Task to carry out: Reproduce every record below exactly as it appears.

[START Data for this exercise]

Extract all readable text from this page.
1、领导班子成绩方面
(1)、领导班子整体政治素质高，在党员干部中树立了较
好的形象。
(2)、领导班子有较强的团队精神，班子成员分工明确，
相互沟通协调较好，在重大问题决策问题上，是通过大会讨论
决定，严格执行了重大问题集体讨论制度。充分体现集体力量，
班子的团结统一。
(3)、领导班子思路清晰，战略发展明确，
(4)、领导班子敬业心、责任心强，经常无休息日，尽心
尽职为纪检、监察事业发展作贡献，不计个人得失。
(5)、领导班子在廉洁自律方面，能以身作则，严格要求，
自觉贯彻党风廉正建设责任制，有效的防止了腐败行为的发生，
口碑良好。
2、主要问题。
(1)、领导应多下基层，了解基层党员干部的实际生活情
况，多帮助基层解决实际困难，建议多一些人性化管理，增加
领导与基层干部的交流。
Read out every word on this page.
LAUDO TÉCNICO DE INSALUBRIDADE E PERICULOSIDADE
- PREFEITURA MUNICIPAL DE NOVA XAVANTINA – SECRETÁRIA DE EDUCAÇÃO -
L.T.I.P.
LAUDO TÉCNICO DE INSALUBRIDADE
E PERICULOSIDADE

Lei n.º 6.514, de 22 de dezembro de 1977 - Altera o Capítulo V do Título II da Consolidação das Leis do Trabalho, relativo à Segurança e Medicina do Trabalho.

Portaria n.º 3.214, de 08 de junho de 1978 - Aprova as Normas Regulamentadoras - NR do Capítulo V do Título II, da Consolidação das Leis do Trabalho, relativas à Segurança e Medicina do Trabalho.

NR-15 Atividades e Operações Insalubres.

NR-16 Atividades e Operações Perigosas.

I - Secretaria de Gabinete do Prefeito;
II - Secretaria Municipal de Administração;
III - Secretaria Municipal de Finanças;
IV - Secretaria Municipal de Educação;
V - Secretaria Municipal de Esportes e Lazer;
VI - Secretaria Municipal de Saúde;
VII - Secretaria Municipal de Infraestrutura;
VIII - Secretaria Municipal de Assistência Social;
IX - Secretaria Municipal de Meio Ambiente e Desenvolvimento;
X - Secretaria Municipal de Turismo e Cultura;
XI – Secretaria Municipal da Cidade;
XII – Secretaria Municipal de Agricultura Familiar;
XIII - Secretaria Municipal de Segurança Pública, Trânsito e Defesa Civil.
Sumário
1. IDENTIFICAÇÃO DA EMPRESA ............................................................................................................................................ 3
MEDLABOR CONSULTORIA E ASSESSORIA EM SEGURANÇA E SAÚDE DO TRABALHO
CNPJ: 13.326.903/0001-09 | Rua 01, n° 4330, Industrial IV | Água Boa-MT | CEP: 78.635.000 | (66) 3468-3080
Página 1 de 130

[END Data for this exercise]

Task output:
Extract all readable text from this page.
1、领导班子成绩方面
(1)、领导班子整体政治素质高，在党员干部中树立了较
好的形象。
(2)、领导班子有较强的团队精神，班子成员分工明确，
相互沟通协调较好，在重大问题决策问题上，是通过大会讨论
决定，严格执行了重大问题集体讨论制度。充分体现集体力量，
班子的团结统一。
(3)、领导班子思路清晰，战略发展明确，
(4)、领导班子敬业心、责任心强，经常无休息日，尽心
尽职为纪检、监察事业发展作贡献，不计个人得失。
(5)、领导班子在廉洁自律方面，能以身作则，严格要求，
自觉贯彻党风廉正建设责任制，有效的防止了腐败行为的发生，
口碑良好。
2、主要问题。
(1)、领导应多下基层，了解基层党员干部的实际生活情
况，多帮助基层解决实际困难，建议多一些人性化管理，增加
领导与基层干部的交流。
Read out every word on this page.
LAUDO TÉCNICO DE INSALUBRIDADE E PERICULOSIDADE
- PREFEITURA MUNICIPAL DE NOVA XAVANTINA – SECRETÁRIA DE EDUCAÇÃO -
L.T.I.P.
LAUDO TÉCNICO DE INSALUBRIDADE
E PERICULOSIDADE

Lei n.º 6.514, de 22 de dezembro de 1977 - Altera o Capítulo V do Título II da Consolidação das Leis do Trabalho, relativo à Segurança e Medicina do Trabalho.

Portaria n.º 3.214, de 08 de junho de 1978 - Aprova as Normas Regulamentadoras - NR do Capítulo V do Título II, da Consolidação das Leis do Trabalho, relativas à Segurança e Medicina do Trabalho.

NR-15 Atividades e Operações Insalubres.

NR-16 Atividades e Operações Perigosas.

I - Secretaria de Gabinete do Prefeito;
II - Secretaria Municipal de Administração;
III - Secretaria Municipal de Finanças;
IV - Secretaria Municipal de Educação;
V - Secretaria Municipal de Esportes e Lazer;
VI - Secretaria Municipal de Saúde;
VII - Secretaria Municipal de Infraestrutura;
VIII - Secretaria Municipal de Assistência Social;
IX - Secretaria Municipal de Meio Ambiente e Desenvolvimento;
X - Secretaria Municipal de Turismo e Cultura;
XI – Secretaria Municipal da Cidade;
XII – Secretaria Municipal de Agricultura Familiar;
XIII - Secretaria Municipal de Segurança Pública, Trânsito e Defesa Civil.
Sumário
1. IDENTIFICAÇÃO DA EMPRESA ............................................................................................................................................ 3
MEDLABOR CONSULTORIA E ASSESSORIA EM SEGURANÇA E SAÚDE DO TRABALHO
CNPJ: 13.326.903/0001-09 | Rua 01, n° 4330, Industrial IV | Água Boa-MT | CEP: 78.635.000 | (66) 3468-3080
Página 1 de 130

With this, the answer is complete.